> **GOAL**: Every line of the records must be repeated exactly; pictures stay out.

> **MATERIAL PROVIDED**:
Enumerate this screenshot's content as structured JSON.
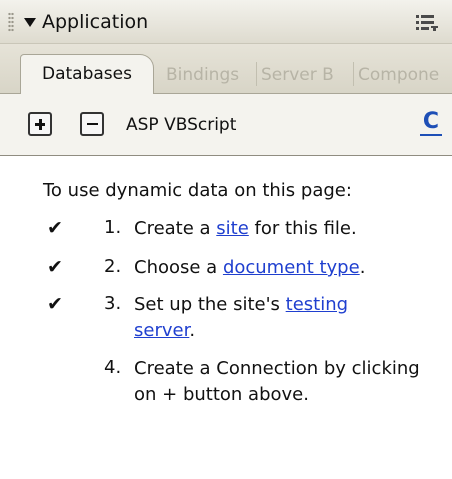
{
  "panel": {
    "title": "Application",
    "collapse_icon": "triangle-down-icon",
    "options_icon": "panel-options-icon"
  },
  "tabs": [
    {
      "label": "Databases",
      "active": true
    },
    {
      "label": "Bindings",
      "active": false
    },
    {
      "label": "Server B",
      "active": false
    },
    {
      "label": "Compone",
      "active": false
    }
  ],
  "toolbar": {
    "add_icon": "plus-icon",
    "remove_icon": "minus-icon",
    "server_model": "ASP VBScript",
    "refresh_icon": "refresh-icon"
  },
  "instructions": {
    "intro": "To use dynamic data on this page:",
    "steps": [
      {
        "number": "1.",
        "checked": true,
        "before": "Create a ",
        "link": "site",
        "after": " for this file."
      },
      {
        "number": "2.",
        "checked": true,
        "before": "Choose a ",
        "link": "document type",
        "after": "."
      },
      {
        "number": "3.",
        "checked": true,
        "before": "Set up the site's ",
        "link": "testing server",
        "after": "."
      },
      {
        "number": "4.",
        "checked": false,
        "text": "Create a Connection by clicking on + button above."
      }
    ],
    "check_glyph": "✔"
  },
  "colors": {
    "link": "#1f3fcf",
    "titlebar": "#e8e6dc",
    "refresh": "#1e4fb6"
  }
}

> **RESPONSE**:
Enumerate this screenshot's content as structured JSON.
{
  "panel": {
    "title": "Application",
    "collapse_icon": "triangle-down-icon",
    "options_icon": "panel-options-icon"
  },
  "tabs": [
    {
      "label": "Databases",
      "active": true
    },
    {
      "label": "Bindings",
      "active": false
    },
    {
      "label": "Server B",
      "active": false
    },
    {
      "label": "Compone",
      "active": false
    }
  ],
  "toolbar": {
    "add_icon": "plus-icon",
    "remove_icon": "minus-icon",
    "server_model": "ASP VBScript",
    "refresh_icon": "refresh-icon"
  },
  "instructions": {
    "intro": "To use dynamic data on this page:",
    "steps": [
      {
        "number": "1.",
        "checked": true,
        "before": "Create a ",
        "link": "site",
        "after": " for this file."
      },
      {
        "number": "2.",
        "checked": true,
        "before": "Choose a ",
        "link": "document type",
        "after": "."
      },
      {
        "number": "3.",
        "checked": true,
        "before": "Set up the site's ",
        "link": "testing server",
        "after": "."
      },
      {
        "number": "4.",
        "checked": false,
        "text": "Create a Connection by clicking on + button above."
      }
    ],
    "check_glyph": "✔"
  },
  "colors": {
    "link": "#1f3fcf",
    "titlebar": "#e8e6dc",
    "refresh": "#1e4fb6"
  }
}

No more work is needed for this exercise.